WHAT YOU HAVE TO DO:
Go through the data below. List every line that holds the word "тѣло".

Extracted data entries
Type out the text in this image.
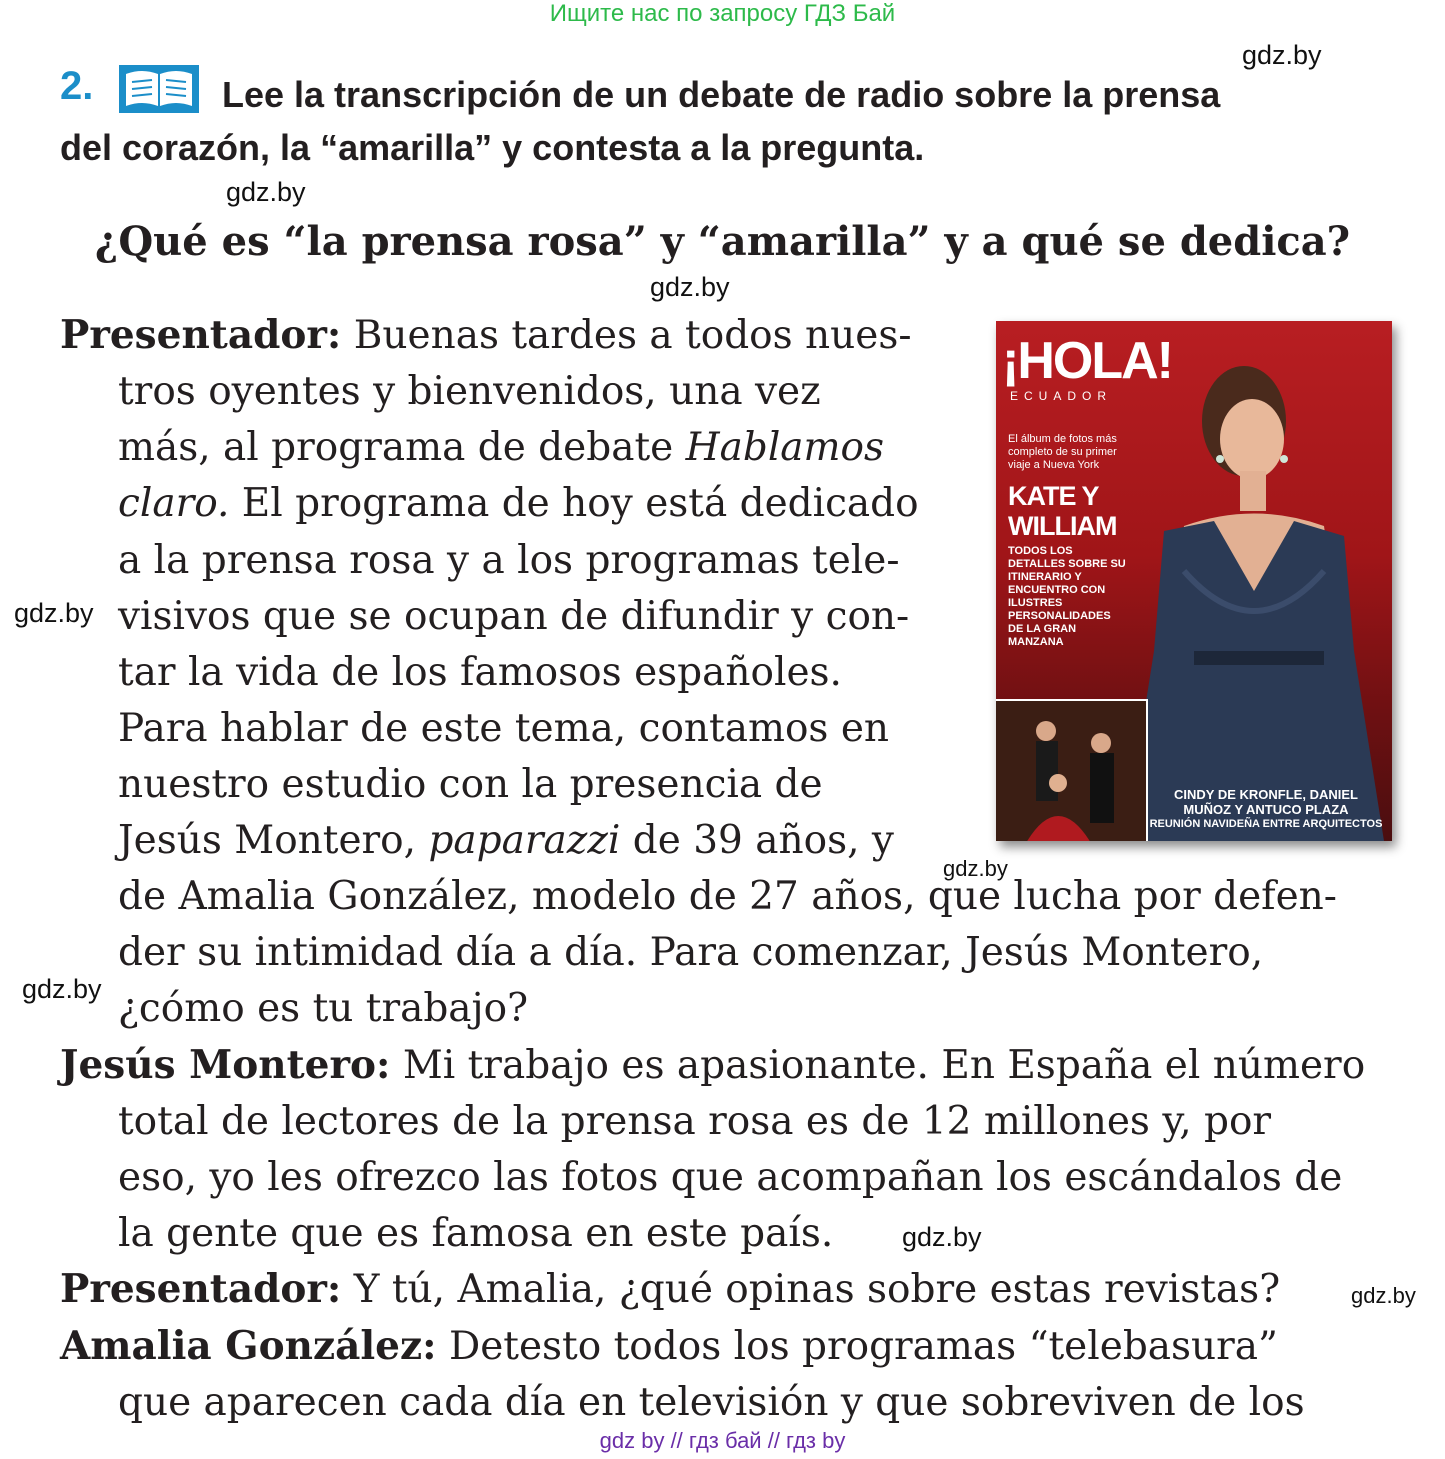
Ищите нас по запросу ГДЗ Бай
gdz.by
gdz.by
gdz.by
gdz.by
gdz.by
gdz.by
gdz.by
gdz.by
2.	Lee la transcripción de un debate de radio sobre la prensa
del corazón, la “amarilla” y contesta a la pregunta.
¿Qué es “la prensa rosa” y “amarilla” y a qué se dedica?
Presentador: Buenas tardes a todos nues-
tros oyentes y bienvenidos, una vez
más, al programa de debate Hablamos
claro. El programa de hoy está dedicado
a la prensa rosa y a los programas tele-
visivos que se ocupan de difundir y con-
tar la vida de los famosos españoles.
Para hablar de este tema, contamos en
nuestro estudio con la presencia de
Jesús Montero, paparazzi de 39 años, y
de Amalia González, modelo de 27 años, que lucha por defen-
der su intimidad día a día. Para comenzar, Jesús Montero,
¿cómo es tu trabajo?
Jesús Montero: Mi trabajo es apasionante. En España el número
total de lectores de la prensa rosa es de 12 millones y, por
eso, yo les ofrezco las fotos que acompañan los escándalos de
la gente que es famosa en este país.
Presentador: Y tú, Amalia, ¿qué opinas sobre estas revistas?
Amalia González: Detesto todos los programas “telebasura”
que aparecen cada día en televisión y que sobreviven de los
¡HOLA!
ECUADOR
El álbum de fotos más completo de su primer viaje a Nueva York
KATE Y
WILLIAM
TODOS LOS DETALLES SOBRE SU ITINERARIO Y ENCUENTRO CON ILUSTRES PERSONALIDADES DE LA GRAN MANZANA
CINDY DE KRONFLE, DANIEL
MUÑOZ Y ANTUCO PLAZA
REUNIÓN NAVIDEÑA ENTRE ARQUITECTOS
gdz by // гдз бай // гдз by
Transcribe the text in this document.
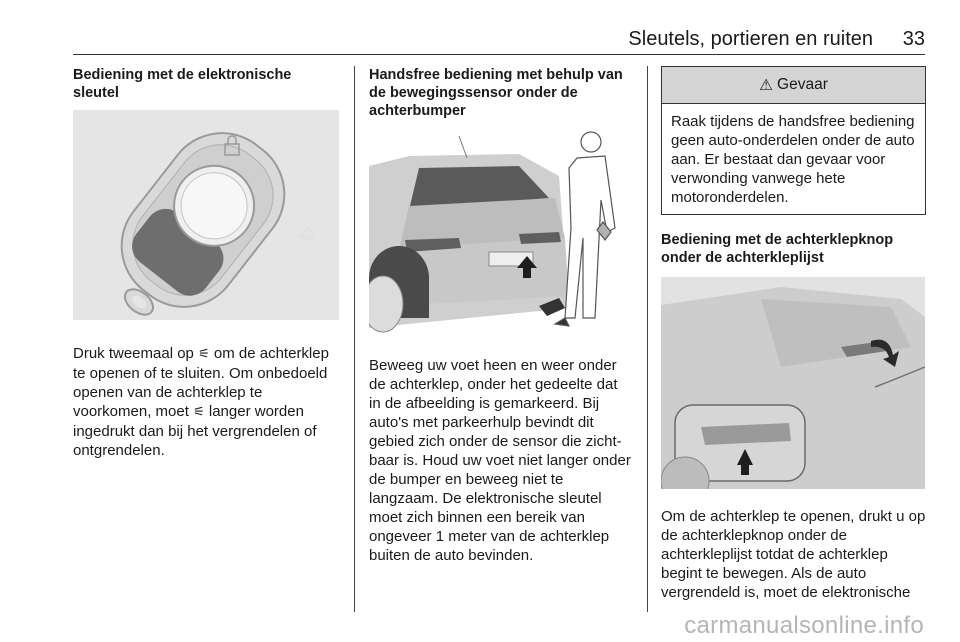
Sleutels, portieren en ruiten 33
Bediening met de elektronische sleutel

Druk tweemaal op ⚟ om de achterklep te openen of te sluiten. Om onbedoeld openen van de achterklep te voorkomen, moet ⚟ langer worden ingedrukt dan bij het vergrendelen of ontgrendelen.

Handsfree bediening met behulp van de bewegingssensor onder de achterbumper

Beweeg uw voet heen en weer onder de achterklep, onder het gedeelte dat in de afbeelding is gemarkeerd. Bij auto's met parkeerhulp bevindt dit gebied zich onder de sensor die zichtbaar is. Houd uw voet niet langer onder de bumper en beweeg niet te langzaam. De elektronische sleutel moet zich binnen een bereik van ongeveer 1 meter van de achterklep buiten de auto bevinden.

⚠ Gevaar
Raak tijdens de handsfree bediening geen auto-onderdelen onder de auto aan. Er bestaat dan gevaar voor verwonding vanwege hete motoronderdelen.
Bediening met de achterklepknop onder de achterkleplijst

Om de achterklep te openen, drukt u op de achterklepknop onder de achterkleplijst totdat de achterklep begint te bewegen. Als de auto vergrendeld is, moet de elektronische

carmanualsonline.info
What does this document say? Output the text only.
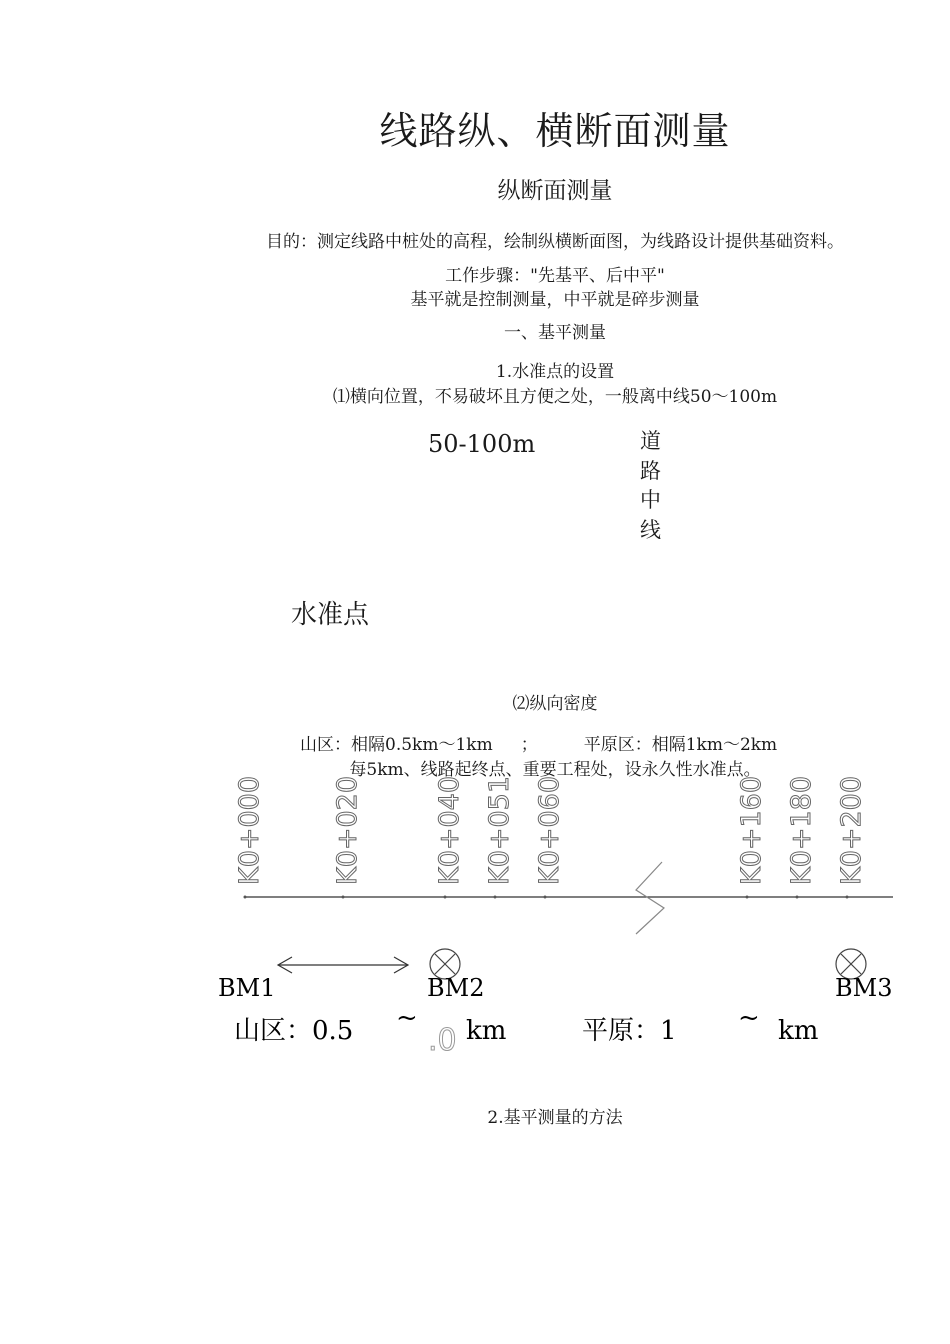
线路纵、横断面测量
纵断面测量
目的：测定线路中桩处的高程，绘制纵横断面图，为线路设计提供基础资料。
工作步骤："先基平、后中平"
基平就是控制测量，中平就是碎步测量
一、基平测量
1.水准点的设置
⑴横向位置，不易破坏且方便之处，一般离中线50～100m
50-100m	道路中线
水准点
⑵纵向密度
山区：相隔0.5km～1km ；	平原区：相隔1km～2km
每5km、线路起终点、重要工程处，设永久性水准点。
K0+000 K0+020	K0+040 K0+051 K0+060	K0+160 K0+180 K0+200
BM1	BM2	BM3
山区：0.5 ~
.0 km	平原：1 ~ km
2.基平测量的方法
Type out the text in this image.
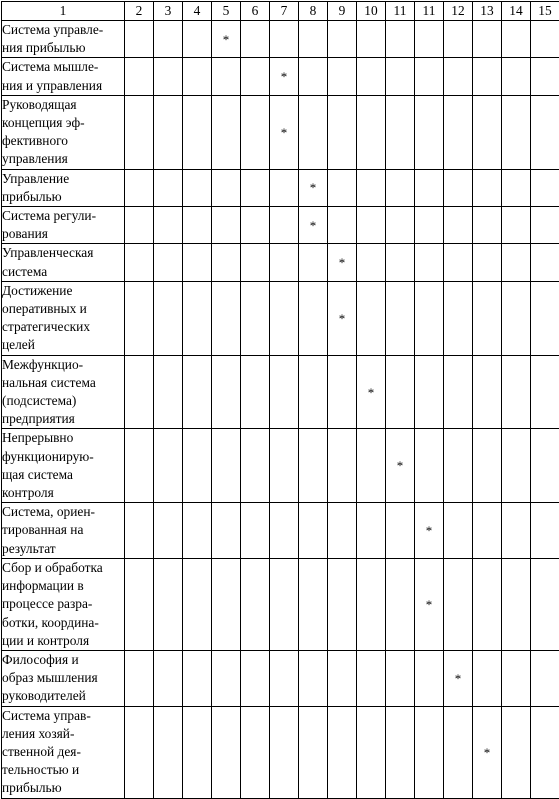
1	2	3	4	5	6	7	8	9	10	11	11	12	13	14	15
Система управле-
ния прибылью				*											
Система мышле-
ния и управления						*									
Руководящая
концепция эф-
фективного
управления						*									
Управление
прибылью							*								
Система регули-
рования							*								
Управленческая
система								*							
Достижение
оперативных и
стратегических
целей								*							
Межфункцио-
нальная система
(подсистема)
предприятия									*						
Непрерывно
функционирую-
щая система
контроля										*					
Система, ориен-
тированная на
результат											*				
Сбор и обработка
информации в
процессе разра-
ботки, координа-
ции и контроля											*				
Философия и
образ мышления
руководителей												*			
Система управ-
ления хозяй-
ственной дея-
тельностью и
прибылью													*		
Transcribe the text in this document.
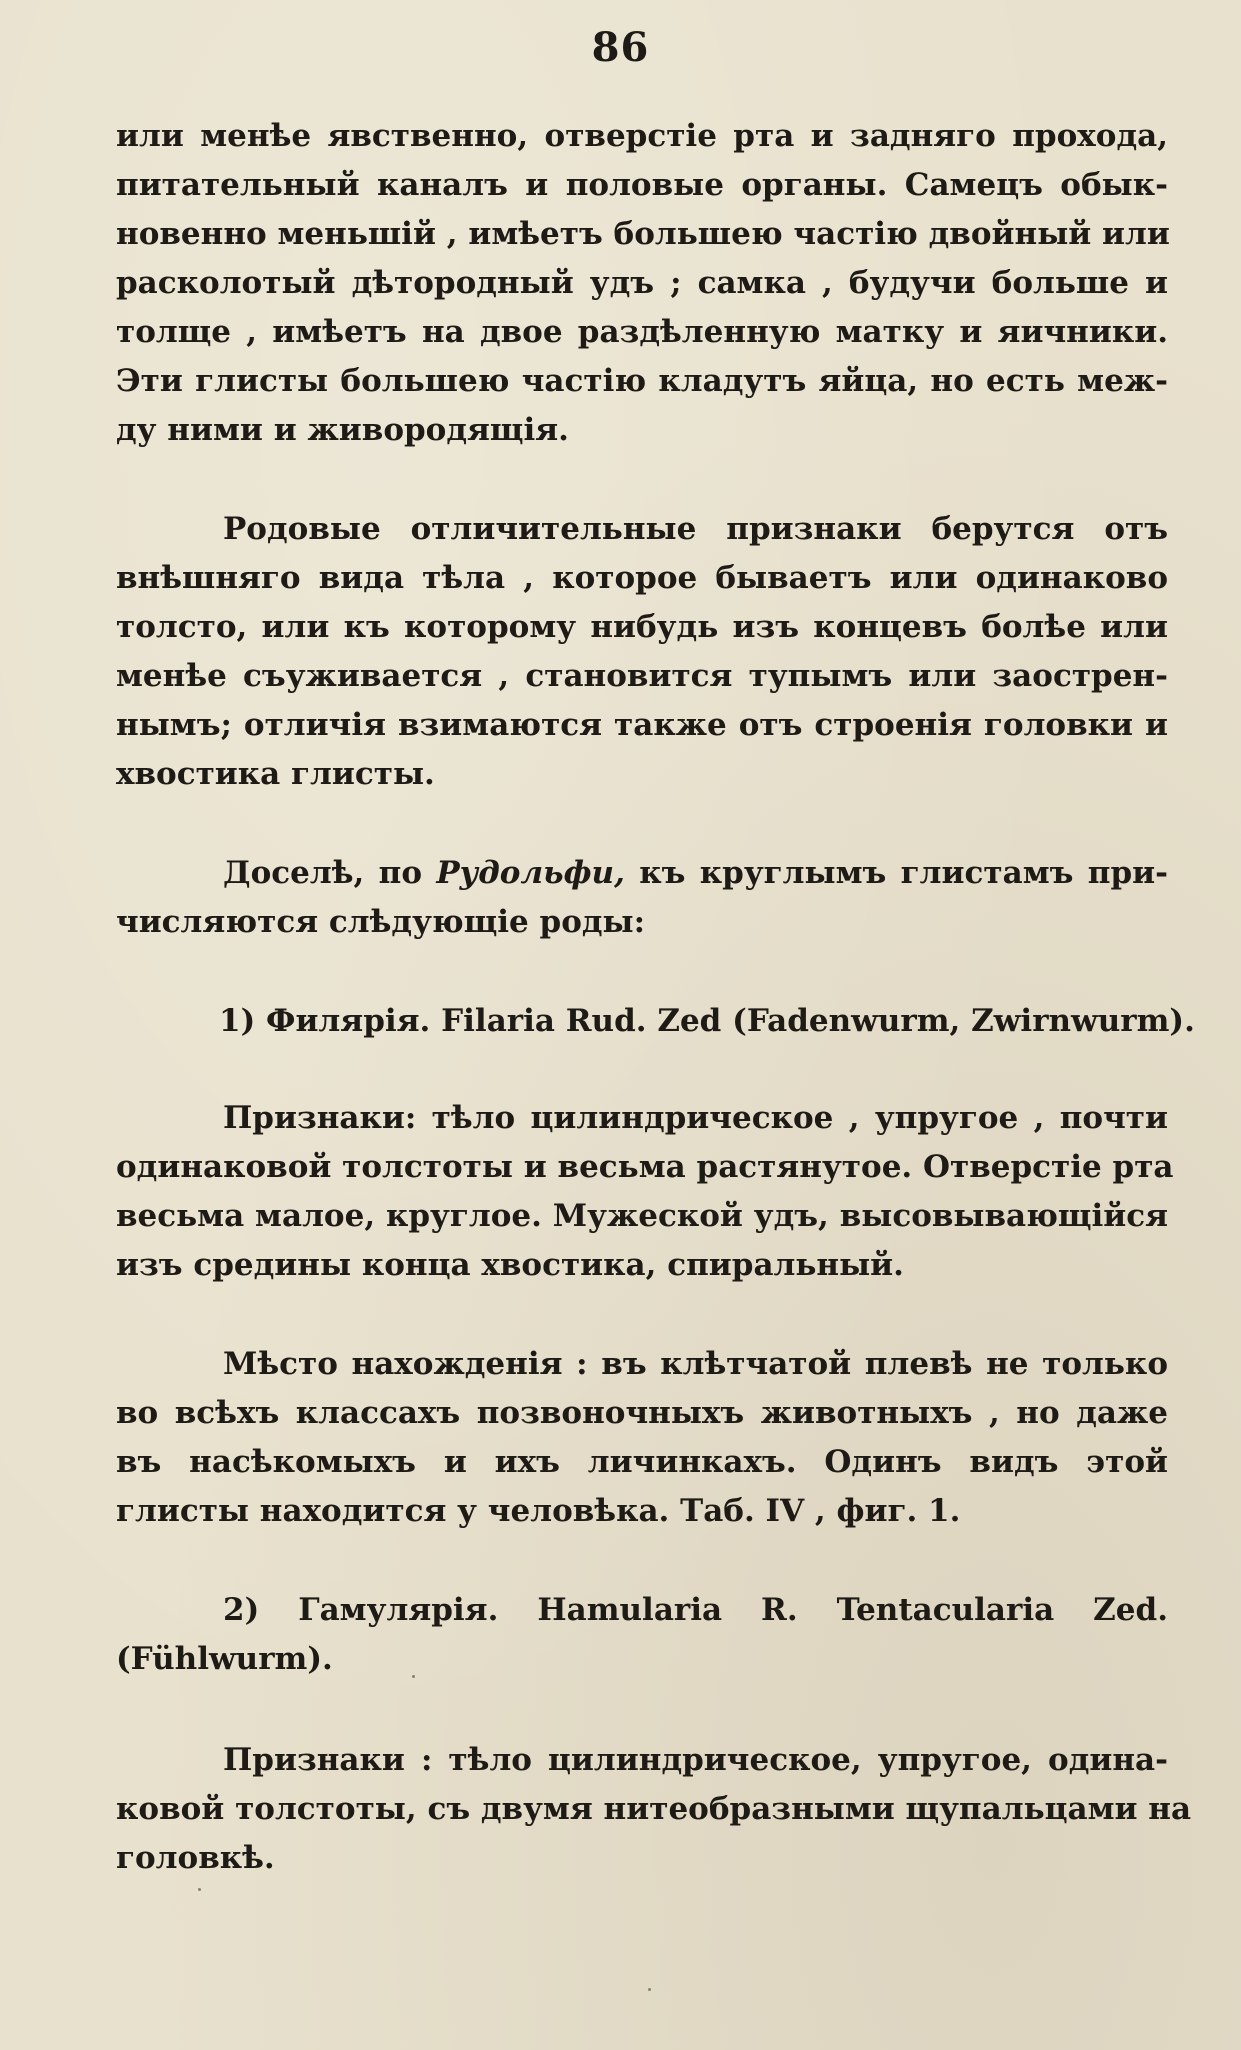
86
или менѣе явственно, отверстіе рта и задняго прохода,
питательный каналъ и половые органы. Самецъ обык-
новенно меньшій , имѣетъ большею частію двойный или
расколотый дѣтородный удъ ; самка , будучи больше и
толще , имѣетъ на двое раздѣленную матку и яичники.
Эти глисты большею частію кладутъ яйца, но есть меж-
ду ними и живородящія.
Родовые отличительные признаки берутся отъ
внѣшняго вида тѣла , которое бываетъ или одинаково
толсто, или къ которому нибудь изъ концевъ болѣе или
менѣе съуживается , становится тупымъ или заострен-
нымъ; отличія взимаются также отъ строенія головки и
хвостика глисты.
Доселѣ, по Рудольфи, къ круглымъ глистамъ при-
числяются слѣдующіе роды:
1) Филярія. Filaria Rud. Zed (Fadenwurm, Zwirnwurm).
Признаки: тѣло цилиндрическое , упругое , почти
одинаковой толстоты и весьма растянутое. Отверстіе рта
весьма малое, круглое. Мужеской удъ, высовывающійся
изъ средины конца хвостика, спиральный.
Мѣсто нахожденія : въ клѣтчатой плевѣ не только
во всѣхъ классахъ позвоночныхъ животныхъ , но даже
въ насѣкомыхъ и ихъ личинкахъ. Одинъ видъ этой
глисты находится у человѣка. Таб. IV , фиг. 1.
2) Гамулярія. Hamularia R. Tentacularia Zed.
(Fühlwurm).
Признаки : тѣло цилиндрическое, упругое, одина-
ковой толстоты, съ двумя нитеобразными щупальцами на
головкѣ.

SOLUTION FOR THIS EXERCISE:
Признаки: тѣло цилиндрическое , упругое , почти
Признаки : тѣло цилиндрическое, упругое, одина-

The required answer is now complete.